**What you will do**
1 - What date does John Newton's letter carry?
2 - In Newton's letter, why is the one who wins souls called wise?
3 - Newton's letter describes how most people stand toward God in a "neither... nor" sentence. What are all the things it says they are not?

**Source**

• • • • •

John Newton's Letters
Views of Divine truth
June 23, 1775
Dear Sir,
I hope that the Lord will make you comfortable and useful in your present
rank as a curate. Advancement is not necessary, either to our peace
or usefulness. We may live and die contentedly, without the honors and
emoluments which aspiring men thirst after, if God is pleased to honor us
with a dispensation to preach his Gospel, and to crown our endeavors with a
blessing. He who wins souls is wise; wise in the choice of the highest end
he can propose to himself in this life; wise in the improvement of the only
means by which this desirable end can be attained.
Wherever we cast our eyes, the bulk of the people are
ignorant, immoral, careless. They live without God in the world; they are
neither awed by his authority, nor affected by his goodness, nor enabled to
trust to his promises, nor disposed to aim at his glory. If, perhaps, they
have a serious interval, or some comparative sobriety of character, they
ground their hopes upon their own doings, endeavors, or purposes; and
treat the inexpressible love of God revealed in Christ, and the Gospel
method of salvation by faith in his name, with neglect, often with contempt.

• • • • •

**Dataset extract**
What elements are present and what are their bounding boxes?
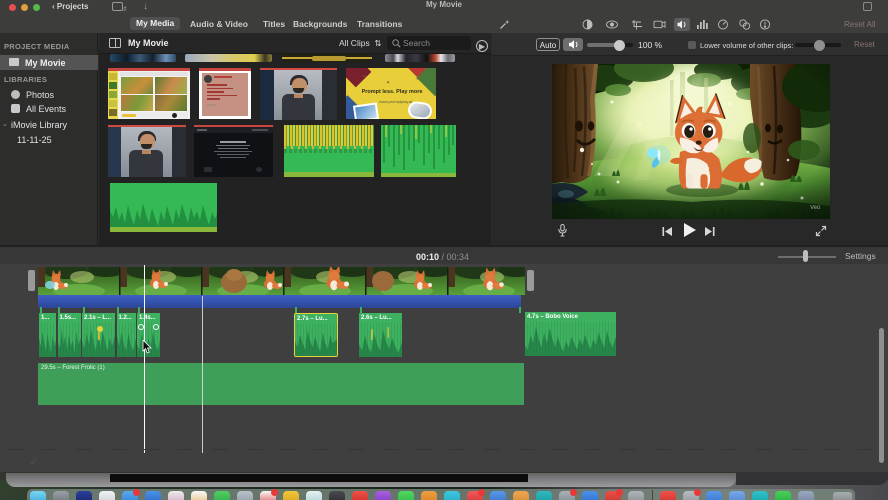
svg-text:Veo: Veo (810, 205, 821, 211)
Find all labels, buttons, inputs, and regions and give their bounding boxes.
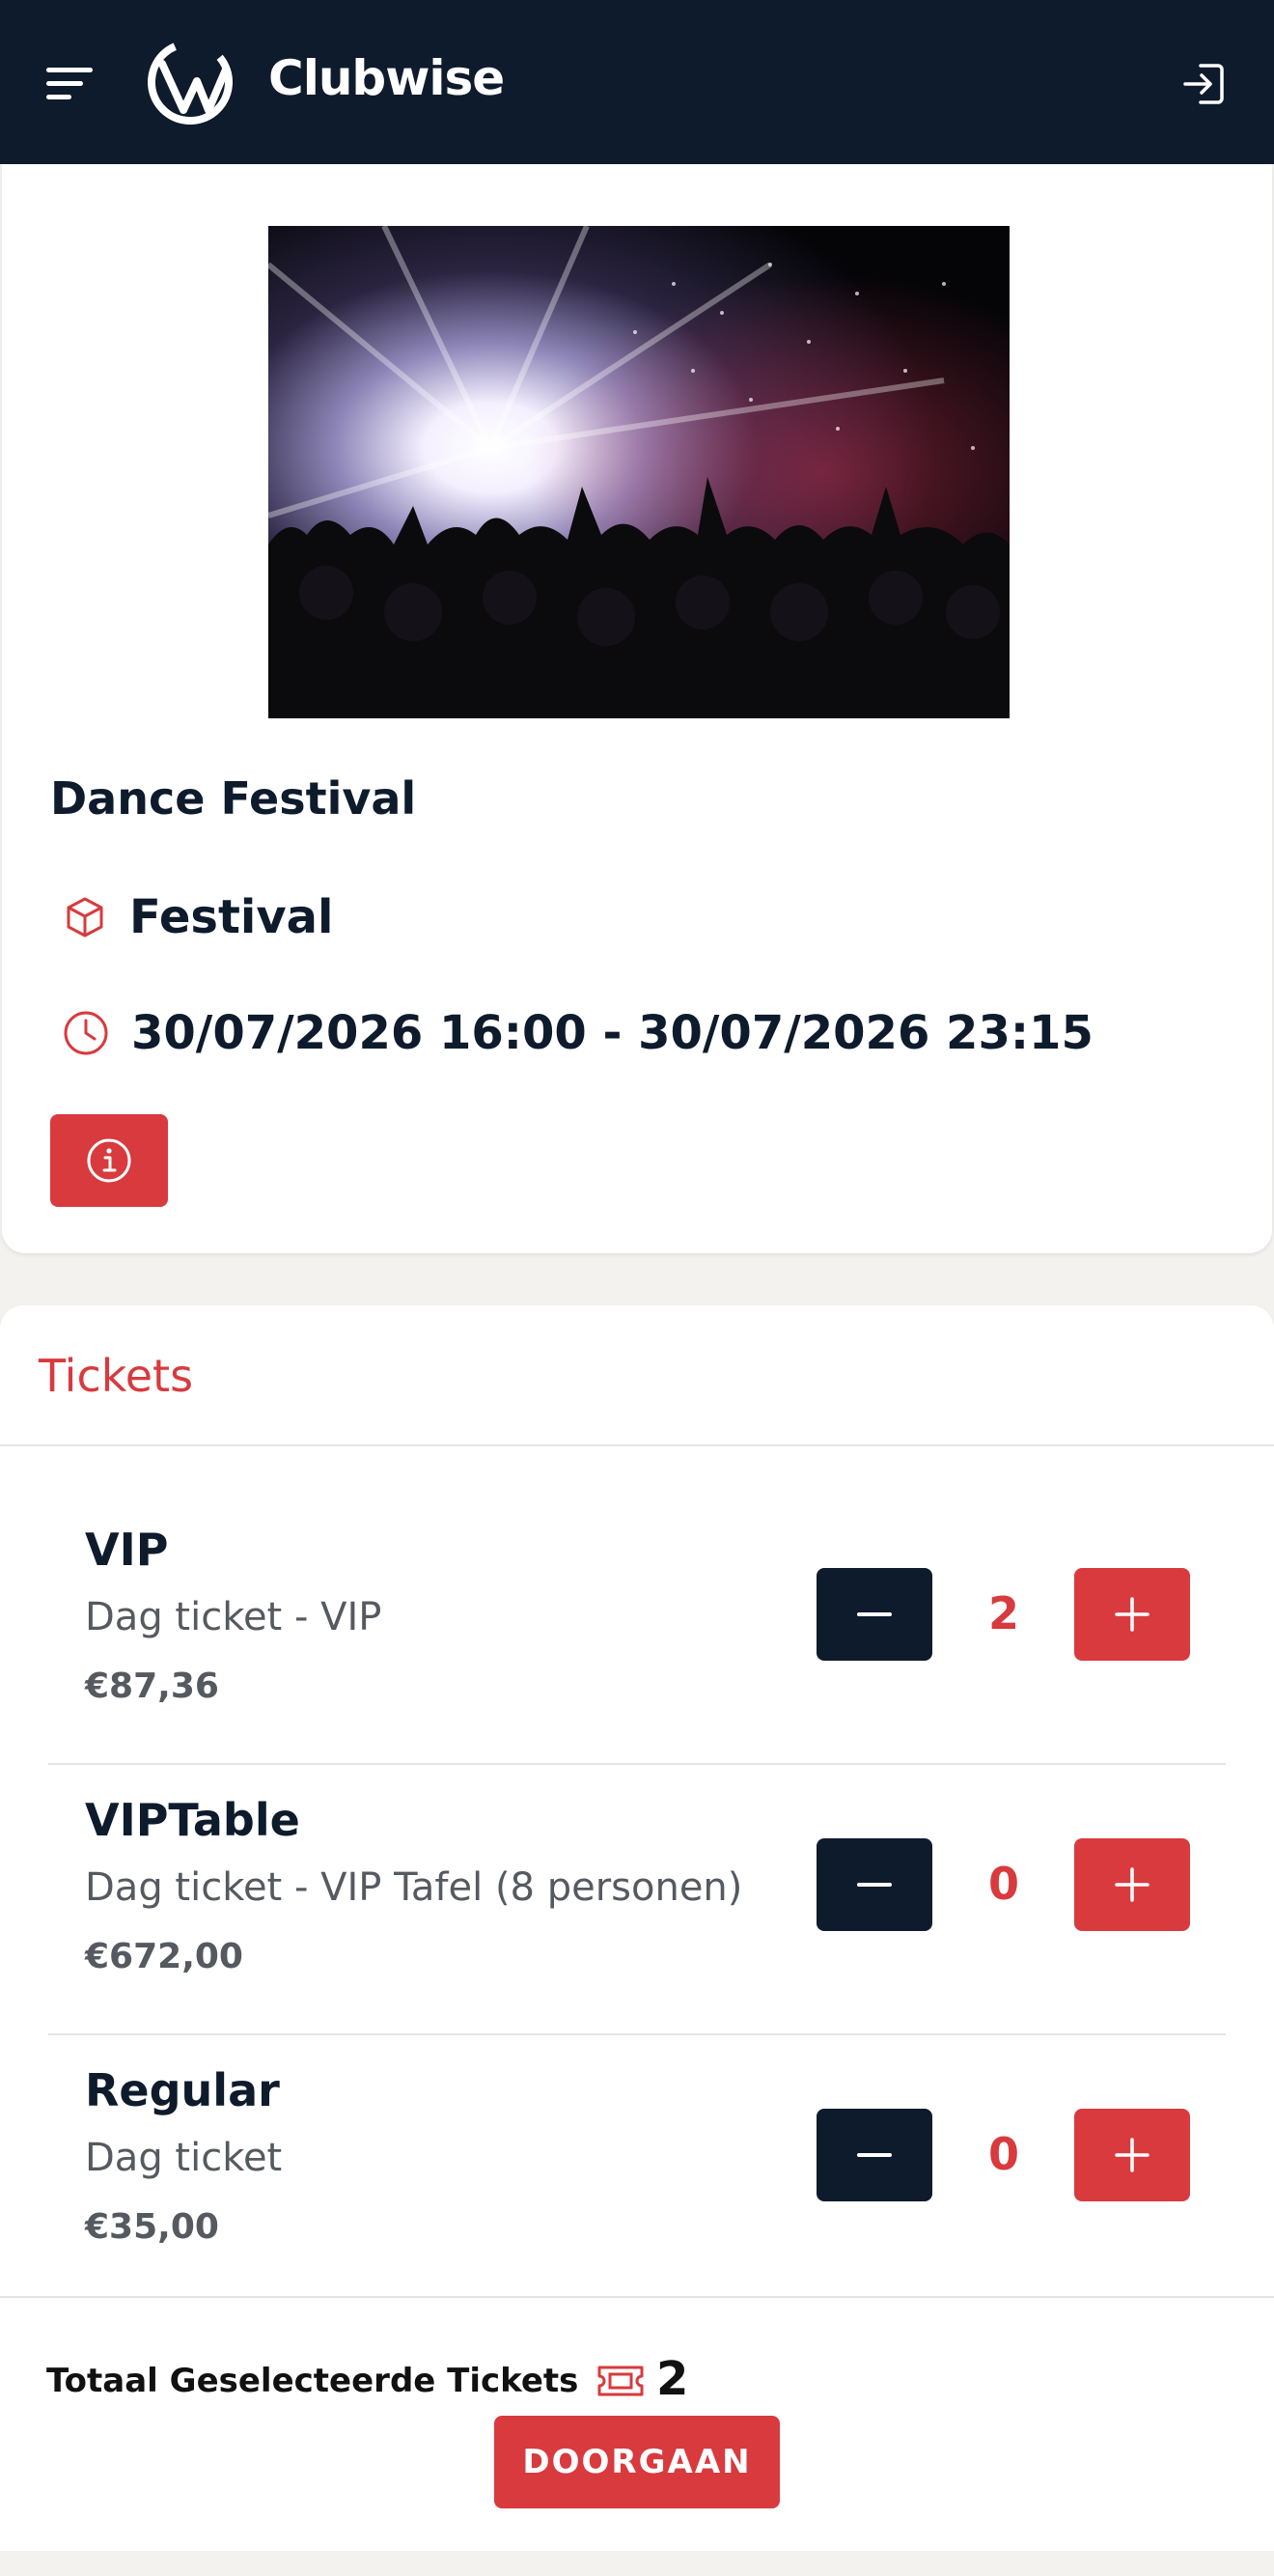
ticket-name: Regular (85, 2064, 280, 2116)
minus-icon (857, 1612, 892, 1616)
ticket-icon (597, 2366, 644, 2396)
plus-icon (1115, 2138, 1149, 2172)
decrease-quantity-button[interactable] (817, 1568, 932, 1661)
ticket-name: VIPTable (85, 1794, 300, 1846)
increase-quantity-button[interactable] (1074, 1838, 1190, 1931)
event-datetime: 30/07/2026 16:00 - 30/07/2026 23:15 (131, 1006, 1094, 1060)
ticket-quantity: 0 (987, 2128, 1019, 2180)
ticket-row: Regular Dag ticket €35,00 0 (48, 2035, 1226, 2306)
tickets-card: Tickets VIP Dag ticket - VIP €87,36 2 VI… (0, 1305, 1274, 2310)
total-selected-count: 2 (656, 2352, 689, 2406)
decrease-quantity-button[interactable] (817, 1838, 932, 1931)
ticket-price: €35,00 (85, 2207, 219, 2247)
ticket-description: Dag ticket - VIP Tafel (8 personen) (85, 1865, 743, 1910)
event-category-row: Festival (62, 890, 334, 944)
event-card: Dance Festival Festival 30/07/2026 16:00… (2, 164, 1272, 1253)
divider (0, 1444, 1274, 1446)
minus-icon (857, 1883, 892, 1887)
ticket-quantity: 2 (987, 1587, 1019, 1639)
ticket-quantity: 0 (987, 1858, 1019, 1910)
event-title: Dance Festival (50, 772, 417, 825)
increase-quantity-button[interactable] (1074, 2109, 1190, 2201)
ticket-name: VIP (85, 1524, 169, 1576)
total-selected-label: Totaal Geselecteerde Tickets (46, 2362, 579, 2400)
plus-icon (1115, 1867, 1149, 1902)
increase-quantity-button[interactable] (1074, 1568, 1190, 1661)
info-icon (87, 1138, 131, 1183)
event-info-button[interactable] (50, 1114, 168, 1207)
minus-icon (857, 2153, 892, 2157)
ticket-price: €672,00 (85, 1937, 243, 1976)
ticket-price: €87,36 (85, 1666, 219, 1706)
tickets-header: Tickets (39, 1350, 194, 1402)
cube-icon (67, 897, 103, 938)
decrease-quantity-button[interactable] (817, 2109, 932, 2201)
ticket-description: Dag ticket - VIP (85, 1595, 382, 1639)
continue-button[interactable]: DOORGAAN (494, 2416, 780, 2508)
ticket-row: VIPTable Dag ticket - VIP Tafel (8 perso… (48, 1765, 1226, 2035)
sign-in-icon[interactable] (1179, 60, 1228, 108)
plus-icon (1115, 1597, 1149, 1632)
ticket-description: Dag ticket (85, 2136, 283, 2180)
ticket-row: VIP Dag ticket - VIP €87,36 2 (48, 1495, 1226, 1765)
clock-icon (64, 1011, 108, 1055)
clubwise-logo (148, 40, 233, 125)
event-datetime-row: 30/07/2026 16:00 - 30/07/2026 23:15 (62, 1006, 1094, 1060)
top-navigation-bar: Clubwise (0, 0, 1274, 164)
brand-name: Clubwise (268, 50, 505, 106)
event-category: Festival (129, 890, 334, 944)
hamburger-menu-icon[interactable] (46, 66, 93, 102)
selection-footer: Totaal Geselecteerde Tickets 2 DOORGAAN (0, 2296, 1274, 2551)
event-image (268, 226, 1010, 718)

• • • • •

**Task results**
1 - June 23, 1775.

2 - He is wise in choosing the highest end he can set for himself in this life. He is also wise in using the only means by which that end can be reached.

3 -
- Awed by his authority
- Affected by his goodness
- Enabled to trust to his promises
- Disposed to aim at his glory